[Extracted records]
○ ○ ○ ○ ○ ○ ○

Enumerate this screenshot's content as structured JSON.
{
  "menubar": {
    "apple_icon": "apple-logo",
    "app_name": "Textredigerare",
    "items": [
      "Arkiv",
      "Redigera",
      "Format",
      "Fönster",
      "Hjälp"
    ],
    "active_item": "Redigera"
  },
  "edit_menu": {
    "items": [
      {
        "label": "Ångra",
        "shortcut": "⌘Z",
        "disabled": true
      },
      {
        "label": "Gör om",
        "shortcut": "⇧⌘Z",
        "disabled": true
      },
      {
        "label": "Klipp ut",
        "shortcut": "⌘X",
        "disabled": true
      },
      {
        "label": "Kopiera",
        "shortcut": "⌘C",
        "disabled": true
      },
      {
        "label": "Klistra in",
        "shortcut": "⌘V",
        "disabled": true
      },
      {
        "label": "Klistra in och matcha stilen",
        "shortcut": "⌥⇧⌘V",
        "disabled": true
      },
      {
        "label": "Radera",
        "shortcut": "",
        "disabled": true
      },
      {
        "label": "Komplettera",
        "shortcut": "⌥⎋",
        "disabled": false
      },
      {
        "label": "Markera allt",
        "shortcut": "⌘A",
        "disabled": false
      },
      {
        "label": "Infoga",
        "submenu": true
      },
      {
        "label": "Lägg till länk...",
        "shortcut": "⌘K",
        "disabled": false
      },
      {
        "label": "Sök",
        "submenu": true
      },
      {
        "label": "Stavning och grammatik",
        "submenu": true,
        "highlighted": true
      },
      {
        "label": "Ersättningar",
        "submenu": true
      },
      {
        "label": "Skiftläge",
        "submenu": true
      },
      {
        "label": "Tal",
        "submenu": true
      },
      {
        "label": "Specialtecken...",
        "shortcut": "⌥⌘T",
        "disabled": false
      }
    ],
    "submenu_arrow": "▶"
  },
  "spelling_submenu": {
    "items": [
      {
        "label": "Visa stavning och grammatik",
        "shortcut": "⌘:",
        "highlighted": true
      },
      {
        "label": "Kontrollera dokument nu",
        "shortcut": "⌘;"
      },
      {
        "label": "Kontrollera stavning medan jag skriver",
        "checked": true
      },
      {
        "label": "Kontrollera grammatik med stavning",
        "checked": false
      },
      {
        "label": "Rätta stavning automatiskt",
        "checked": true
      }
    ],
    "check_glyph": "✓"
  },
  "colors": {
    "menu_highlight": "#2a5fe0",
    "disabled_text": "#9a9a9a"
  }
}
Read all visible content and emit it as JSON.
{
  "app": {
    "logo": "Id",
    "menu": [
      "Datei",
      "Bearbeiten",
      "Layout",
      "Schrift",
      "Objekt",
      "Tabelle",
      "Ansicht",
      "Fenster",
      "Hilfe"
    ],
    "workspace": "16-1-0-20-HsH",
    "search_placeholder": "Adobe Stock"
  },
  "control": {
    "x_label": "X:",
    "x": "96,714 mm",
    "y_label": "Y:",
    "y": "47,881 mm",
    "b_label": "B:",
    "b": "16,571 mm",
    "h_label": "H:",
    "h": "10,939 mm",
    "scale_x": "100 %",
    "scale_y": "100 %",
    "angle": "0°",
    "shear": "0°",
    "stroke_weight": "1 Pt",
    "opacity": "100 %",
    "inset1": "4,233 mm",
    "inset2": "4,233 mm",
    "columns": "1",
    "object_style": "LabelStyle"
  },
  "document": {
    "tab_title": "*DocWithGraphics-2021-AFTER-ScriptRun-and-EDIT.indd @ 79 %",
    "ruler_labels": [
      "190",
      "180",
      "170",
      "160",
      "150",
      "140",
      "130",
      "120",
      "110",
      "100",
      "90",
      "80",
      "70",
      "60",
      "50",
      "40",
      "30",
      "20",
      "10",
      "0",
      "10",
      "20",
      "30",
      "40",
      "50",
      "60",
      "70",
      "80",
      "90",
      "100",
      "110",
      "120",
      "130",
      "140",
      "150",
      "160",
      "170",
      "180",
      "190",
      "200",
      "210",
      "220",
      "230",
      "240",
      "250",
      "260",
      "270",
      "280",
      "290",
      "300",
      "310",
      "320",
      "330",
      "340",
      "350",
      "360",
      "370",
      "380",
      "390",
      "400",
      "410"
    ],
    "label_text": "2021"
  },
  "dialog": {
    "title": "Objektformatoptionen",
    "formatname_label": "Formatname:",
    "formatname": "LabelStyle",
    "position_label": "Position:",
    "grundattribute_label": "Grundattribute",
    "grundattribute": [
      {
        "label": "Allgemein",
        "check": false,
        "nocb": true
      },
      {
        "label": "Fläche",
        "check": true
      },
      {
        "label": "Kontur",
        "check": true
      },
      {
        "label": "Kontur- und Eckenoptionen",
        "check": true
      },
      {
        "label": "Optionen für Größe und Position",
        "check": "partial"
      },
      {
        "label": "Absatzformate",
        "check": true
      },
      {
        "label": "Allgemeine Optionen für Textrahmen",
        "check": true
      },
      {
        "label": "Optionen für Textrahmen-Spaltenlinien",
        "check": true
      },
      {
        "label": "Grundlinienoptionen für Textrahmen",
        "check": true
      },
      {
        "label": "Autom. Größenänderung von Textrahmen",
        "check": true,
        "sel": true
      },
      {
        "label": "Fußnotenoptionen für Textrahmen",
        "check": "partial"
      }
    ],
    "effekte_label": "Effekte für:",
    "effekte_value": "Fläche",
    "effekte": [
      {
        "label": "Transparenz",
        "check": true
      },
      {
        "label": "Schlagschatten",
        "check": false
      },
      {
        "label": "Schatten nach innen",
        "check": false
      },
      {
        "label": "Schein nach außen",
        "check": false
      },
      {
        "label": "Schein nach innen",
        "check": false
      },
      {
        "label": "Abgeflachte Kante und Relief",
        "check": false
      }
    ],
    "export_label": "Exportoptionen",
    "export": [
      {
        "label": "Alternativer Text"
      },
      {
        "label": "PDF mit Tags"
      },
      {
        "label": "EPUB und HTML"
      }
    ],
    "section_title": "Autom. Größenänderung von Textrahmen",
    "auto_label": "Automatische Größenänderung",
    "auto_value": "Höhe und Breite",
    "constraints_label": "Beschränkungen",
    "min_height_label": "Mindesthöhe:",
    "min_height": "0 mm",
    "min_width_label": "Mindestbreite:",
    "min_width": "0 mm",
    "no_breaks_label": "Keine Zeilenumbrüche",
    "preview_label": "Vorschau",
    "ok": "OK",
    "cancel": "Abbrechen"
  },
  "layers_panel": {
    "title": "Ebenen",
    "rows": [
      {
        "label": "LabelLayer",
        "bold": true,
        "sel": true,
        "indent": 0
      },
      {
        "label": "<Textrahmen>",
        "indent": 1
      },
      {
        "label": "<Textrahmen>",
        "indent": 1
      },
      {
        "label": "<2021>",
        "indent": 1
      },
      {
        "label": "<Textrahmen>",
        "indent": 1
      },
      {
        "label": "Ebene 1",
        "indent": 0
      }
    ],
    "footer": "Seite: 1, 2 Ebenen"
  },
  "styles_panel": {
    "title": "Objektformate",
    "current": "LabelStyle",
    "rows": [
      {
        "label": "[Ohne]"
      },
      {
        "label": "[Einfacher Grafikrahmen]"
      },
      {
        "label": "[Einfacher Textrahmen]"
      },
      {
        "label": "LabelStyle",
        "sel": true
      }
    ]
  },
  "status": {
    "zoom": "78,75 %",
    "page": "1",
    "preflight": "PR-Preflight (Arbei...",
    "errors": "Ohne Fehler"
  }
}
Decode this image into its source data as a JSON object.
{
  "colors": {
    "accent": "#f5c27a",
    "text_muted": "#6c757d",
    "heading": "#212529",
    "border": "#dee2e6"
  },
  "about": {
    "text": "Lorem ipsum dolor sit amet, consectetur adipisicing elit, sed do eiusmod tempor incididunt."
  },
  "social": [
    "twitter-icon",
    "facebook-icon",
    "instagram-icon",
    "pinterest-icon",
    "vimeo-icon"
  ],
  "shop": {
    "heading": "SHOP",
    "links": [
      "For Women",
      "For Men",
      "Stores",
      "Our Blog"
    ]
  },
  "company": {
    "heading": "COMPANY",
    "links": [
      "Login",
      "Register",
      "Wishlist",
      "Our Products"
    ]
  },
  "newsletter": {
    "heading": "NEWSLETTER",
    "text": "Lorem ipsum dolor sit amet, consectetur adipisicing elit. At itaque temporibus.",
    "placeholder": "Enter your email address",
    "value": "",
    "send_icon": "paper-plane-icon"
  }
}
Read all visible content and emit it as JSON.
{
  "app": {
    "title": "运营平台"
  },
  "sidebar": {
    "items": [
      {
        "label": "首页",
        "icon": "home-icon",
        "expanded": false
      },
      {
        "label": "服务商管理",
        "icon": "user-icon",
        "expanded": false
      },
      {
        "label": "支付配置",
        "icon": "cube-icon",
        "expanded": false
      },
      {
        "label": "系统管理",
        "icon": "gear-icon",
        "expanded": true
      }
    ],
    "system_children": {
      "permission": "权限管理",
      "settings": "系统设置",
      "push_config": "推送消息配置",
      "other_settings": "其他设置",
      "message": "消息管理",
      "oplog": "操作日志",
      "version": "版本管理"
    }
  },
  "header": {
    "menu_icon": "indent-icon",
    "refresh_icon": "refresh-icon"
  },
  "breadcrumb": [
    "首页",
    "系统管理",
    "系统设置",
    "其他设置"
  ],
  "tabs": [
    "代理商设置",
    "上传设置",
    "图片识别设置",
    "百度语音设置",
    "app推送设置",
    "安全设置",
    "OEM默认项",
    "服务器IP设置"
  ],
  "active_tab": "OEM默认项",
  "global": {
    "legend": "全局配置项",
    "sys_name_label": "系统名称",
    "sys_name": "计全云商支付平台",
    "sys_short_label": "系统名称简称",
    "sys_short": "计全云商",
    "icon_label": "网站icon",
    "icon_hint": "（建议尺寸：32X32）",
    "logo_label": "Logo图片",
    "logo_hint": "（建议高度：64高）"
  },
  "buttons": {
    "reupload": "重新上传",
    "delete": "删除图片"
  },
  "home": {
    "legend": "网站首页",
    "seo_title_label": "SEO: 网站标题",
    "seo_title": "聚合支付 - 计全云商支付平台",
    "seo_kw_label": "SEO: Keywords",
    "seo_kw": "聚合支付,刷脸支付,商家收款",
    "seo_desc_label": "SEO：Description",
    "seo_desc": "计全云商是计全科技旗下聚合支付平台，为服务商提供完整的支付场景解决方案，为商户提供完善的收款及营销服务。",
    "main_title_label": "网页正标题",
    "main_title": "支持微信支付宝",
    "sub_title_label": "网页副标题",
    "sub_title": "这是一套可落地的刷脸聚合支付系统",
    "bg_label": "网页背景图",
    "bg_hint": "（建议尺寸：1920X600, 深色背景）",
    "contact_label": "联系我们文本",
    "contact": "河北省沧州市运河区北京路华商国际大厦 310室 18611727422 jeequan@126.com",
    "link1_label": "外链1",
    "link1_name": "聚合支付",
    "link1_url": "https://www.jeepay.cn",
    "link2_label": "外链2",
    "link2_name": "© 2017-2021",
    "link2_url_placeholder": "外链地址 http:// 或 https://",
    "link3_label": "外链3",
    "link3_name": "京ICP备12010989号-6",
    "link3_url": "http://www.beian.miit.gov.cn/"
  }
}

○ ○ ○ ○ ○ ○ ○

## JOB
Give the count of lines in the records that contain "Schein", and no other text.

## PROBLEM SOLUTION
2